Input data:
------------

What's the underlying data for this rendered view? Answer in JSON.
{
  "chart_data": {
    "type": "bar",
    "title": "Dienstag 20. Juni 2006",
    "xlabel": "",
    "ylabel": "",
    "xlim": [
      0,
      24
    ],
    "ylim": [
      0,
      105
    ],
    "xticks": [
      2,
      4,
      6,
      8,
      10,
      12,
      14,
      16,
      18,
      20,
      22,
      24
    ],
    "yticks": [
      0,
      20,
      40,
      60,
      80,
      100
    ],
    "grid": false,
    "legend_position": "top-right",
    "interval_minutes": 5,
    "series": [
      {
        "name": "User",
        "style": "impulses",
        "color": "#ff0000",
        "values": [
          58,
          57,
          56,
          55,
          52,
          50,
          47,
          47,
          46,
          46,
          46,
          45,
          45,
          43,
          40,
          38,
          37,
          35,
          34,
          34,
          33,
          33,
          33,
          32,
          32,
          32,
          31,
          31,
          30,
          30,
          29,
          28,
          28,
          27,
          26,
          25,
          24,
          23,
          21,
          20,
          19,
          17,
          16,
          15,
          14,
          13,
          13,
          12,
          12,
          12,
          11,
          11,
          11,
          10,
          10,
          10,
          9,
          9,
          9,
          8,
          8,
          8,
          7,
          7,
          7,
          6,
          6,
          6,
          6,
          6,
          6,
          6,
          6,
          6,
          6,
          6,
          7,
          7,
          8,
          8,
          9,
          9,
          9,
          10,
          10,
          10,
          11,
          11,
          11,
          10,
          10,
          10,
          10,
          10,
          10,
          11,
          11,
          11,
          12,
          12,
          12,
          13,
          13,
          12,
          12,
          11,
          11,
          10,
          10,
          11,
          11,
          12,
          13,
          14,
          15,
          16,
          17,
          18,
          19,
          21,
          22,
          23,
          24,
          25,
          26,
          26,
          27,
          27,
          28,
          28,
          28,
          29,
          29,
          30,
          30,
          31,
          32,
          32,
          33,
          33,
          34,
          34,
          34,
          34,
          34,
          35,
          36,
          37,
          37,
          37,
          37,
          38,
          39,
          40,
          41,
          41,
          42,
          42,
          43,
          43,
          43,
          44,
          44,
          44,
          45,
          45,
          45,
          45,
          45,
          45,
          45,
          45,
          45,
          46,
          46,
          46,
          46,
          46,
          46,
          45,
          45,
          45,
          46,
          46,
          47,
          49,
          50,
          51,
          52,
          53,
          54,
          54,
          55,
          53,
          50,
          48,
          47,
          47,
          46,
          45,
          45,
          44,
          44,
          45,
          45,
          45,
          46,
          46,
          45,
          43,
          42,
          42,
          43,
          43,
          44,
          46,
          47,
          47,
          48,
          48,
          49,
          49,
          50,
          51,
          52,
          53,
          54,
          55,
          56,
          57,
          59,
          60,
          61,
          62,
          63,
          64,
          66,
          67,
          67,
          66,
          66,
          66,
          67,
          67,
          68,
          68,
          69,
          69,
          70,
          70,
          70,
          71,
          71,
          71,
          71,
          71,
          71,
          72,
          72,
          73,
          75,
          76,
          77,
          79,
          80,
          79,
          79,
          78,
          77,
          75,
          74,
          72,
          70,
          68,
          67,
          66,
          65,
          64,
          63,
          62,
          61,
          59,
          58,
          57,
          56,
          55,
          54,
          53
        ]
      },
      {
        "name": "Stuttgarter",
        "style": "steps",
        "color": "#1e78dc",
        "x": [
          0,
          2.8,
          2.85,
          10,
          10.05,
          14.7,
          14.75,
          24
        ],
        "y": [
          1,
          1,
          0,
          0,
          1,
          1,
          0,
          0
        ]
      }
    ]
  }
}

------------

Write the complete data out, exactly as above.

Answer to the task:
What's the underlying data for this rendered view? Answer in JSON.
{
  "chart_data": {
    "type": "bar",
    "title": "Dienstag 20. Juni 2006",
    "xlabel": "",
    "ylabel": "",
    "xlim": [
      0,
      24
    ],
    "ylim": [
      0,
      105
    ],
    "xticks": [
      2,
      4,
      6,
      8,
      10,
      12,
      14,
      16,
      18,
      20,
      22,
      24
    ],
    "yticks": [
      0,
      20,
      40,
      60,
      80,
      100
    ],
    "grid": false,
    "legend_position": "top-right",
    "interval_minutes": 5,
    "series": [
      {
        "name": "User",
        "style": "impulses",
        "color": "#ff0000",
        "values": [
          58,
          57,
          56,
          55,
          52,
          50,
          47,
          47,
          46,
          46,
          46,
          45,
          45,
          43,
          40,
          38,
          37,
          35,
          34,
          34,
          33,
          33,
          33,
          32,
          32,
          32,
          31,
          31,
          30,
          30,
          29,
          28,
          28,
          27,
          26,
          25,
          24,
          23,
          21,
          20,
          19,
          17,
          16,
          15,
          14,
          13,
          13,
          12,
          12,
          12,
          11,
          11,
          11,
          10,
          10,
          10,
          9,
          9,
          9,
          8,
          8,
          8,
          7,
          7,
          7,
          6,
          6,
          6,
          6,
          6,
          6,
          6,
          6,
          6,
          6,
          6,
          7,
          7,
          8,
          8,
          9,
          9,
          9,
          10,
          10,
          10,
          11,
          11,
          11,
          10,
          10,
          10,
          10,
          10,
          10,
          11,
          11,
          11,
          12,
          12,
          12,
          13,
          13,
          12,
          12,
          11,
          11,
          10,
          10,
          11,
          11,
          12,
          13,
          14,
          15,
          16,
          17,
          18,
          19,
          21,
          22,
          23,
          24,
          25,
          26,
          26,
          27,
          27,
          28,
          28,
          28,
          29,
          29,
          30,
          30,
          31,
          32,
          32,
          33,
          33,
          34,
          34,
          34,
          34,
          34,
          35,
          36,
          37,
          37,
          37,
          37,
          38,
          39,
          40,
          41,
          41,
          42,
          42,
          43,
          43,
          43,
          44,
          44,
          44,
          45,
          45,
          45,
          45,
          45,
          45,
          45,
          45,
          45,
          46,
          46,
          46,
          46,
          46,
          46,
          45,
          45,
          45,
          46,
          46,
          47,
          49,
          50,
          51,
          52,
          53,
          54,
          54,
          55,
          53,
          50,
          48,
          47,
          47,
          46,
          45,
          45,
          44,
          44,
          45,
          45,
          45,
          46,
          46,
          45,
          43,
          42,
          42,
          43,
          43,
          44,
          46,
          47,
          47,
          48,
          48,
          49,
          49,
          50,
          51,
          52,
          53,
          54,
          55,
          56,
          57,
          59,
          60,
          61,
          62,
          63,
          64,
          66,
          67,
          67,
          66,
          66,
          66,
          67,
          67,
          68,
          68,
          69,
          69,
          70,
          70,
          70,
          71,
          71,
          71,
          71,
          71,
          71,
          72,
          72,
          73,
          75,
          76,
          77,
          79,
          80,
          79,
          79,
          78,
          77,
          75,
          74,
          72,
          70,
          68,
          67,
          66,
          65,
          64,
          63,
          62,
          61,
          59,
          58,
          57,
          56,
          55,
          54,
          53
        ]
      },
      {
        "name": "Stuttgarter",
        "style": "steps",
        "color": "#1e78dc",
        "x": [
          0,
          2.8,
          2.85,
          10,
          10.05,
          14.7,
          14.75,
          24
        ],
        "y": [
          1,
          1,
          0,
          0,
          1,
          1,
          0,
          0
        ]
      }
    ]
  }
}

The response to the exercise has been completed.